(Task objective):
What lines in the entries below contain the word "Acid"? Copy all of them.
── Exercise materials ──
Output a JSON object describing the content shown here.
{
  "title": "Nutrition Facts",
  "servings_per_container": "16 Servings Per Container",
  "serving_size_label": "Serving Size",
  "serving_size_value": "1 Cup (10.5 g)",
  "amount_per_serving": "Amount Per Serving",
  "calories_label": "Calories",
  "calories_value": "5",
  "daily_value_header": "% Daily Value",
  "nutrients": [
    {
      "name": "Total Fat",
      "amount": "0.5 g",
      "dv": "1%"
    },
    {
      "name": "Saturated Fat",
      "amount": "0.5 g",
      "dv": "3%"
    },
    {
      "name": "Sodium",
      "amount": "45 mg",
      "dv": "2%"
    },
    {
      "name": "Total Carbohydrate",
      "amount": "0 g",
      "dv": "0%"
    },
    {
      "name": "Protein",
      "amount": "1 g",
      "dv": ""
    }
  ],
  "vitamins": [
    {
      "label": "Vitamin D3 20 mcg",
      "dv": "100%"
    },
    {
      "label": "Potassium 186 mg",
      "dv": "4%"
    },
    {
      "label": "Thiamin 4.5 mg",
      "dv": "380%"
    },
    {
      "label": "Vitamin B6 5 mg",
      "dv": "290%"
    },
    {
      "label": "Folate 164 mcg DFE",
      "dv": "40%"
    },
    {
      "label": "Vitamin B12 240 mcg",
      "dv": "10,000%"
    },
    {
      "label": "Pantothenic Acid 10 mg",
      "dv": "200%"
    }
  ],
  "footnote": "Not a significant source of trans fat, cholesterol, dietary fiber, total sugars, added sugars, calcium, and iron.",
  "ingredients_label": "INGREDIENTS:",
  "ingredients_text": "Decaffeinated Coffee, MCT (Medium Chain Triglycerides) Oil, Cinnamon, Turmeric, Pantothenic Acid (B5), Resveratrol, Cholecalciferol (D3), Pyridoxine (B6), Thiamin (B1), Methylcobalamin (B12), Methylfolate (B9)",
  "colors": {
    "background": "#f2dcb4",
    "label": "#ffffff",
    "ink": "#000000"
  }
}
───
(Result below):
      "label": "Pantothenic Acid 10 mg",
  "ingredients_text": "Decaffeinated Coffee, MCT (Medium Chain Triglycerides) Oil, Cinnamon, Turmeric, Pantothenic Acid (B5), Resveratrol, Cholecalciferol (D3), Pyridoxine (B6), Thiamin (B1), Methylcobalamin (B12), Methylfolate (B9)",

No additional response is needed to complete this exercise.